• _GOAL OF THE EXERCISE_: Copy out the records precisely, omitting pictures.

[Stored entries]
+++
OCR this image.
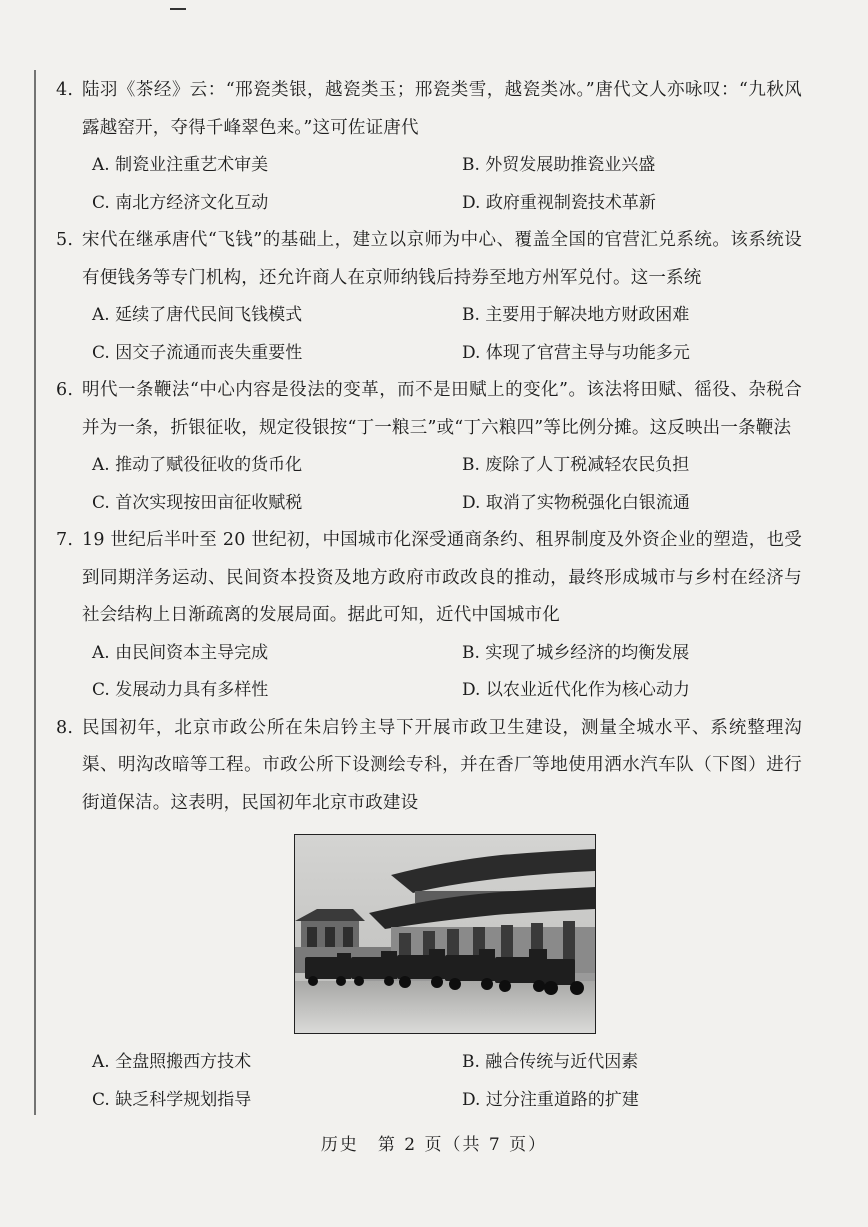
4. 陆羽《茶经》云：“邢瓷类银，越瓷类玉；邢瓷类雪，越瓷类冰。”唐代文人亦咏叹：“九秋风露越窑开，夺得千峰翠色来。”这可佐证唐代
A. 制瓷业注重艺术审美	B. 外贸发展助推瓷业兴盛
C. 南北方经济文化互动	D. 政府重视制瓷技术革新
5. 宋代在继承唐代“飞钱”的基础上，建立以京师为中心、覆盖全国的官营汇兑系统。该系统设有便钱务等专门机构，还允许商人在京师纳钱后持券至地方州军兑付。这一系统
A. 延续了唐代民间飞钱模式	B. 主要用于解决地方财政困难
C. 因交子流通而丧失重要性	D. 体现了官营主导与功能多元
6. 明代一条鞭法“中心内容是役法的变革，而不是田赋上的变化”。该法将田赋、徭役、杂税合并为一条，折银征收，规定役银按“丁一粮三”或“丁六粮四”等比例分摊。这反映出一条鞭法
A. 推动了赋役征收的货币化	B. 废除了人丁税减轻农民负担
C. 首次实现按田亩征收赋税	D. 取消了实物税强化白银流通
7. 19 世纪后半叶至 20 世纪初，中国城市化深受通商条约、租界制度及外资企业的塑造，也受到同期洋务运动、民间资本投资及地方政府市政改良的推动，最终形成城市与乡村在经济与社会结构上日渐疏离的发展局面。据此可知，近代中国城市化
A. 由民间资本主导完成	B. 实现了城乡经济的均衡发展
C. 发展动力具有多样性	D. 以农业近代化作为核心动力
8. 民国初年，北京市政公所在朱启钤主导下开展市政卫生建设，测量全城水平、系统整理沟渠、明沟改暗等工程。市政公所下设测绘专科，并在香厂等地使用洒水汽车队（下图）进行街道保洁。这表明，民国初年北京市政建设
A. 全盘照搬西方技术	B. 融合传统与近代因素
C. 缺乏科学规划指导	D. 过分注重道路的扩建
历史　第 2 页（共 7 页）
+++
• _ANSWER TO THIS TASK_:
OCR this image.
4. 陆羽《茶经》云：“邢瓷类银，越瓷类玉；邢瓷类雪，越瓷类冰。”唐代文人亦咏叹：“九秋风露越窑开，夺得千峰翠色来。”这可佐证唐代
A. 制瓷业注重艺术审美	B. 外贸发展助推瓷业兴盛
C. 南北方经济文化互动	D. 政府重视制瓷技术革新
5. 宋代在继承唐代“飞钱”的基础上，建立以京师为中心、覆盖全国的官营汇兑系统。该系统设有便钱务等专门机构，还允许商人在京师纳钱后持券至地方州军兑付。这一系统
A. 延续了唐代民间飞钱模式	B. 主要用于解决地方财政困难
C. 因交子流通而丧失重要性	D. 体现了官营主导与功能多元
6. 明代一条鞭法“中心内容是役法的变革，而不是田赋上的变化”。该法将田赋、徭役、杂税合并为一条，折银征收，规定役银按“丁一粮三”或“丁六粮四”等比例分摊。这反映出一条鞭法
A. 推动了赋役征收的货币化	B. 废除了人丁税减轻农民负担
C. 首次实现按田亩征收赋税	D. 取消了实物税强化白银流通
7. 19 世纪后半叶至 20 世纪初，中国城市化深受通商条约、租界制度及外资企业的塑造，也受到同期洋务运动、民间资本投资及地方政府市政改良的推动，最终形成城市与乡村在经济与社会结构上日渐疏离的发展局面。据此可知，近代中国城市化
A. 由民间资本主导完成	B. 实现了城乡经济的均衡发展
C. 发展动力具有多样性	D. 以农业近代化作为核心动力
8. 民国初年，北京市政公所在朱启钤主导下开展市政卫生建设，测量全城水平、系统整理沟渠、明沟改暗等工程。市政公所下设测绘专科，并在香厂等地使用洒水汽车队（下图）进行街道保洁。这表明，民国初年北京市政建设
A. 全盘照搬西方技术	B. 融合传统与近代因素
C. 缺乏科学规划指导	D. 过分注重道路的扩建
历史　第 2 页（共 7 页）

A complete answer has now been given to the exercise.